EXERCISE OBJECTIVE: Look through the records below and collect all lines that hold the string "very".

STORED RECORDS:
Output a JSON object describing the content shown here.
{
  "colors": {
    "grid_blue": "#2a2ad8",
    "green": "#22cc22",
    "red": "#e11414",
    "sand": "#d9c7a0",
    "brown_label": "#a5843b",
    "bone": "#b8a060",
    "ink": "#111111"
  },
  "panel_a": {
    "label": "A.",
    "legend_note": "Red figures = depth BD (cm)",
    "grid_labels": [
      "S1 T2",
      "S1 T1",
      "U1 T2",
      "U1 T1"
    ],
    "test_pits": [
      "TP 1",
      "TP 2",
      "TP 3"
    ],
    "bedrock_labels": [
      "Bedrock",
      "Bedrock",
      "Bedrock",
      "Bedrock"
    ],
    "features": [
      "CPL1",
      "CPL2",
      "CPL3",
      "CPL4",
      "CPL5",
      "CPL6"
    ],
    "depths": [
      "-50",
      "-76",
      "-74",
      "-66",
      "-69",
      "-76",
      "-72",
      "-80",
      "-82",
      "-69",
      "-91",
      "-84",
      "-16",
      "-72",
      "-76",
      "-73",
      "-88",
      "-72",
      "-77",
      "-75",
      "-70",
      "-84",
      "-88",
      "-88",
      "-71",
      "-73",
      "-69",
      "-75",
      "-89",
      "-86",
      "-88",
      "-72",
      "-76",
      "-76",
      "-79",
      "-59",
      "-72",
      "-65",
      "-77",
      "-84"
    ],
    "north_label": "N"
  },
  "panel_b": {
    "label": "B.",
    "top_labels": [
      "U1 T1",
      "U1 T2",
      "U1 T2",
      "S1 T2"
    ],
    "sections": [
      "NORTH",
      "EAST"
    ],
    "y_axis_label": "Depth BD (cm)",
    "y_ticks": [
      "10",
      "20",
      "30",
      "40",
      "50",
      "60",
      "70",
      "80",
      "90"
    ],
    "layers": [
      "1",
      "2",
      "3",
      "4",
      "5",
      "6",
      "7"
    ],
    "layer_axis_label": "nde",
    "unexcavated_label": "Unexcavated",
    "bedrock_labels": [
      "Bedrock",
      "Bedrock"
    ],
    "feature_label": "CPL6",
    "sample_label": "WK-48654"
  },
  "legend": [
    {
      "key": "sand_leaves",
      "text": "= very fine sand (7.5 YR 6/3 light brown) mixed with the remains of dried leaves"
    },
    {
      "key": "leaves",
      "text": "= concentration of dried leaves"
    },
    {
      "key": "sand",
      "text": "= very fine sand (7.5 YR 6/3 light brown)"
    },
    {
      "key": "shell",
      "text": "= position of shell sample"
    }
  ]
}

ANSWER TO THIS EXERCISE:
      "text": "= very fine sand (7.5 YR 6/3 light brown) mixed with the remains of dried leaves"
      "text": "= very fine sand (7.5 YR 6/3 light brown)"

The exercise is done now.